• [WORK TO DO]: Take from the listing each line that has the string "menus".

• [MATERIAL TO PROCESS]:
= = = = =
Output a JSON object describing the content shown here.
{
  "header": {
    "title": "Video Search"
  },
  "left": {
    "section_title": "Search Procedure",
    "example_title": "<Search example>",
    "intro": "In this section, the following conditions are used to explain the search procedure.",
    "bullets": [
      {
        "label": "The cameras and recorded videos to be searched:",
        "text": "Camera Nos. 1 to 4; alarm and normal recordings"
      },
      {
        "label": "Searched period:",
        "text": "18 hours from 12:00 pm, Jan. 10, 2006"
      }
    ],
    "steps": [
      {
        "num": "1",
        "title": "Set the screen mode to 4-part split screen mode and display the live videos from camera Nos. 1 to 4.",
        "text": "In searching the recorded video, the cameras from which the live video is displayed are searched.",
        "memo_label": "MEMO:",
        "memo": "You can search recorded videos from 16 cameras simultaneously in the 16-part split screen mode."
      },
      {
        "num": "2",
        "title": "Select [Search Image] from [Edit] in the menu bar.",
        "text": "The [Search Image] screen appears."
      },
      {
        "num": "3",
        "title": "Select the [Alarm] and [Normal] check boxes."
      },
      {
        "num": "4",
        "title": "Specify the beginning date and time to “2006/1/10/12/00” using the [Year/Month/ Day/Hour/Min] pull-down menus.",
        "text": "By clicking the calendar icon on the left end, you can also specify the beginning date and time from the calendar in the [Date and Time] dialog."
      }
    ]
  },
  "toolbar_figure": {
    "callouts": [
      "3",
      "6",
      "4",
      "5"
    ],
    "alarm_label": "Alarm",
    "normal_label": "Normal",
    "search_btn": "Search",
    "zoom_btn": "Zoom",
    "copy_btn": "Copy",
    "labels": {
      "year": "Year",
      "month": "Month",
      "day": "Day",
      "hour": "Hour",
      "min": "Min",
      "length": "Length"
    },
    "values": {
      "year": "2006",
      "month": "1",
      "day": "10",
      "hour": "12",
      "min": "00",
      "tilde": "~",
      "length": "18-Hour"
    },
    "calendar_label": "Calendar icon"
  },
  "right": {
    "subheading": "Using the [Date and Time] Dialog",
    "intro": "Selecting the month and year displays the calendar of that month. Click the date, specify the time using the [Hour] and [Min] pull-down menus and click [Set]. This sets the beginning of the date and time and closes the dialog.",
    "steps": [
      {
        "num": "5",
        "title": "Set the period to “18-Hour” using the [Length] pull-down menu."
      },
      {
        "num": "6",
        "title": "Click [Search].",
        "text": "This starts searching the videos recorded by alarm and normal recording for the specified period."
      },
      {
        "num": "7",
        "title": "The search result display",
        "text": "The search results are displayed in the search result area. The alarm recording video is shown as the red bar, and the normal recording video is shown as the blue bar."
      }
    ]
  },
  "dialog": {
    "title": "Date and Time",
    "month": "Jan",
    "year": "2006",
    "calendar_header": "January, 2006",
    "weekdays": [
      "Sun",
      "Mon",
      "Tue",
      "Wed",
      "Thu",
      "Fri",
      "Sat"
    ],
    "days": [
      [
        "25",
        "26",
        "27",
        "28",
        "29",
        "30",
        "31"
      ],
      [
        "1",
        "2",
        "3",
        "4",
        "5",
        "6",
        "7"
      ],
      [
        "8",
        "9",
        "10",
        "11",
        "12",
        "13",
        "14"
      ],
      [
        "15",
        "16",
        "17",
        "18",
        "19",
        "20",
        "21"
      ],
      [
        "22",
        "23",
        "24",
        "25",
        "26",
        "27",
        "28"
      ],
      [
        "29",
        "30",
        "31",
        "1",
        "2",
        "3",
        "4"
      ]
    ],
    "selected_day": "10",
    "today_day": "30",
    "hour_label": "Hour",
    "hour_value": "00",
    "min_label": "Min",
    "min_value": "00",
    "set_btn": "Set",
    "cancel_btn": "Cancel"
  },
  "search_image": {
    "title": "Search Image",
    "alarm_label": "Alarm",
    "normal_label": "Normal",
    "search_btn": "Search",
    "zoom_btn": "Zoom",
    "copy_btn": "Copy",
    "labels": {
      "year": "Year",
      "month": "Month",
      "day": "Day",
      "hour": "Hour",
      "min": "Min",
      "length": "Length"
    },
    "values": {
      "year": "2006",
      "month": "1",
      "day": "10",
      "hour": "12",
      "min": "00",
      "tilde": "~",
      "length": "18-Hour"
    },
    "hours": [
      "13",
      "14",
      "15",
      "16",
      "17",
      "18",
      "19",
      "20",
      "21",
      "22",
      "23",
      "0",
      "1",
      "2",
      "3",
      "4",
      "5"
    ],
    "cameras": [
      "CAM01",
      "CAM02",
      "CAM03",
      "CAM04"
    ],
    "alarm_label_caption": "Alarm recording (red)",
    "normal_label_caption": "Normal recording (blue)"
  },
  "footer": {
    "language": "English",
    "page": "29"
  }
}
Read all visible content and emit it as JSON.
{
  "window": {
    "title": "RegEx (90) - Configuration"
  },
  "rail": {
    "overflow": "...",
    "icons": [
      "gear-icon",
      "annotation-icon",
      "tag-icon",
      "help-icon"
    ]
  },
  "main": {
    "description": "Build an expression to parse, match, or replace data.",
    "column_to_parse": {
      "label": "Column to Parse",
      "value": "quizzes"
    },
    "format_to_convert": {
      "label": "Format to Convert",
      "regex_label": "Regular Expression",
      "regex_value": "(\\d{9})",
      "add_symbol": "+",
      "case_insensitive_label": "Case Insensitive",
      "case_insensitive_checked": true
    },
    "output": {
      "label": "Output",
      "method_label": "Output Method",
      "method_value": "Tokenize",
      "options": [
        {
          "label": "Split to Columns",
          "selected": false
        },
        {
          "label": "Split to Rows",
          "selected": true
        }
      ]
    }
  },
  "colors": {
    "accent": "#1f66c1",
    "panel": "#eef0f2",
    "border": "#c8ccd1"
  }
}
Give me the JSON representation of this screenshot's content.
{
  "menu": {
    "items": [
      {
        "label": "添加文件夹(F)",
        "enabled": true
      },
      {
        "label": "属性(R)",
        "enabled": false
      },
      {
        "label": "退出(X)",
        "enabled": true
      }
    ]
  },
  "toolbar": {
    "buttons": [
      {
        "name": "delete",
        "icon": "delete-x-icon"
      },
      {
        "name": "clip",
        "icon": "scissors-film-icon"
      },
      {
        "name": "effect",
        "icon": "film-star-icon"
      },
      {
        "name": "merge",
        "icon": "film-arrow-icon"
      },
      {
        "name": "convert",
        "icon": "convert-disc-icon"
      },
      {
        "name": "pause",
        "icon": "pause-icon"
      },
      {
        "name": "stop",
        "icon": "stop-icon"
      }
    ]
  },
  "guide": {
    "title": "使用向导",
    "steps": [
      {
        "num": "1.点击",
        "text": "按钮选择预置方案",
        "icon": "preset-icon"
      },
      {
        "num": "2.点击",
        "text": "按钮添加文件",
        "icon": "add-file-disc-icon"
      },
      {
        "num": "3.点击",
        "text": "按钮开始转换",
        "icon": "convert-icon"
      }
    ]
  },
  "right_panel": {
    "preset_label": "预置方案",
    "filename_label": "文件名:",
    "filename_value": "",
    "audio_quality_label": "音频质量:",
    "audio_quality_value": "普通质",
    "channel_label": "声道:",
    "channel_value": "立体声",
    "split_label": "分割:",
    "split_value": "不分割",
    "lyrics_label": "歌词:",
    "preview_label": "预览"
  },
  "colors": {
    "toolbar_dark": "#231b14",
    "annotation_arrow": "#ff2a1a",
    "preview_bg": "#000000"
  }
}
= = = = =
• [SOLUTION]:
        "title": "Specify the beginning date and time to “2006/1/10/12/00” using the [Year/Month/ Day/Hour/Min] pull-down menus.",
    "intro": "Selecting the month and year displays the calendar of that month. Click the date, specify the time using the [Hour] and [Min] pull-down menus and click [Set]. This sets the beginning of the date and time and closes the dialog.",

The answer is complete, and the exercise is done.